Task to carry out »
Filter the records below for the word "cos²". Copy each line that holds it.

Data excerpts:
....

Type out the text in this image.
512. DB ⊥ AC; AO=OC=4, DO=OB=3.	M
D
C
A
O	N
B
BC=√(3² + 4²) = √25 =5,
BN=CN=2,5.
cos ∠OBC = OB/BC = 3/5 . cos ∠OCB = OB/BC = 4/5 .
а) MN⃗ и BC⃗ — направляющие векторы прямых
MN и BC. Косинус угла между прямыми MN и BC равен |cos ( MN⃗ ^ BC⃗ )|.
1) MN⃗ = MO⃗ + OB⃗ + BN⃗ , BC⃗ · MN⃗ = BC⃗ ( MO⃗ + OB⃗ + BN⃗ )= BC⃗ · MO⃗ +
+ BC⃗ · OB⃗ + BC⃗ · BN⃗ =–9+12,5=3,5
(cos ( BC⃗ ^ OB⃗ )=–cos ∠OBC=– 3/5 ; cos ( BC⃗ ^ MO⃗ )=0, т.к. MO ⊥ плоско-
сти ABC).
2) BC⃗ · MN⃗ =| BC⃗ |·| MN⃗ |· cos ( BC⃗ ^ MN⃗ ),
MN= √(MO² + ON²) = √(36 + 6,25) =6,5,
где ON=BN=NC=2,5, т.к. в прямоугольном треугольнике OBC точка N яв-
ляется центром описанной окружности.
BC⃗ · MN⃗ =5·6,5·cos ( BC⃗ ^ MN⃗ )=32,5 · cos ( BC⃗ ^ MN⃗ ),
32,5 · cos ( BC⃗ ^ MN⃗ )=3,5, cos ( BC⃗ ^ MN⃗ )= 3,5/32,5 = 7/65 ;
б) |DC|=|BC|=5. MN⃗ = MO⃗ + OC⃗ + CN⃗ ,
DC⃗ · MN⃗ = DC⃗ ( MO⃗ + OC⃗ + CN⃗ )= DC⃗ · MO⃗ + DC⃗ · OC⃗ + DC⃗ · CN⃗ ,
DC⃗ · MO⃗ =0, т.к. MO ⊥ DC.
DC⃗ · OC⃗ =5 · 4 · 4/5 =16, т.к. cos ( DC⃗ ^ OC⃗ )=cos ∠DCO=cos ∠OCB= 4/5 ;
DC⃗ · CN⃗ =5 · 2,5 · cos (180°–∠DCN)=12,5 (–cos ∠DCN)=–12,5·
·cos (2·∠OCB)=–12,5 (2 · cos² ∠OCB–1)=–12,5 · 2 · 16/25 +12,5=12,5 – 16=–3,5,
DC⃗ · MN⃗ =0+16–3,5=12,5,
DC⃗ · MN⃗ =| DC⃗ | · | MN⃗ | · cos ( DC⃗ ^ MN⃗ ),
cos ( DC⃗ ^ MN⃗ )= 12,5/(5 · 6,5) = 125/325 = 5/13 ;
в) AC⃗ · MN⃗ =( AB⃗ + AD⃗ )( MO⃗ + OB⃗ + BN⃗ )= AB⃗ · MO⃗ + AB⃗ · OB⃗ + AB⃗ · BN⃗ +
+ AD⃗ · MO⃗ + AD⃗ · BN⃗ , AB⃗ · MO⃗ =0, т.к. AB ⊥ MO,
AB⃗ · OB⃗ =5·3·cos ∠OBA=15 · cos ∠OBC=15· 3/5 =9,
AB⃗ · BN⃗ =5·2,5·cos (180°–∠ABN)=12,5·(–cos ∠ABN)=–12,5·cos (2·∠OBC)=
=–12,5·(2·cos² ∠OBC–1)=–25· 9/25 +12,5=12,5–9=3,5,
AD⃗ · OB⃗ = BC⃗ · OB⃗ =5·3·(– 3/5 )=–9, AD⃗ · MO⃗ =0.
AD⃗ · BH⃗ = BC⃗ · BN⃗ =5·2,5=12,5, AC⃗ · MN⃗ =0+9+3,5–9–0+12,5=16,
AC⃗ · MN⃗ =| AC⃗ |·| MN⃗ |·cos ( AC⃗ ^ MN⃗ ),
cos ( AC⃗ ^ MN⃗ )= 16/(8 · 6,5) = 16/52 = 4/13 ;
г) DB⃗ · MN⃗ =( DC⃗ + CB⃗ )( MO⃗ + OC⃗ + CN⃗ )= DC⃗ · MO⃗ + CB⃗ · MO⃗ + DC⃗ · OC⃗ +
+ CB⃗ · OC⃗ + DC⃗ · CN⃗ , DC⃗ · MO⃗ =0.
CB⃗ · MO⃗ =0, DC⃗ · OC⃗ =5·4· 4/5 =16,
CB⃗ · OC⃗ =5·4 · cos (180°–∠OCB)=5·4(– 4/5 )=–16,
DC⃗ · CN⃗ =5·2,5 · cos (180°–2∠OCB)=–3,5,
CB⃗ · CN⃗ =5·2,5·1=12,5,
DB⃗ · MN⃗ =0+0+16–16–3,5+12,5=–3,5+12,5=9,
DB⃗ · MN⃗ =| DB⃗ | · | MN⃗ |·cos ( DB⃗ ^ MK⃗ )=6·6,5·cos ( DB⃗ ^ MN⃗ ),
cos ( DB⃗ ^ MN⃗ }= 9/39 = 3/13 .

....

Output of the exercise »
·cos (2·∠OCB)=–12,5 (2 · cos² ∠OCB–1)=–12,5 · 2 · 16/25 +12,5=12,5 – 16=–3,5,
=–12,5·(2·cos² ∠OBC–1)=–25· 9/25 +12,5=12,5–9=3,5,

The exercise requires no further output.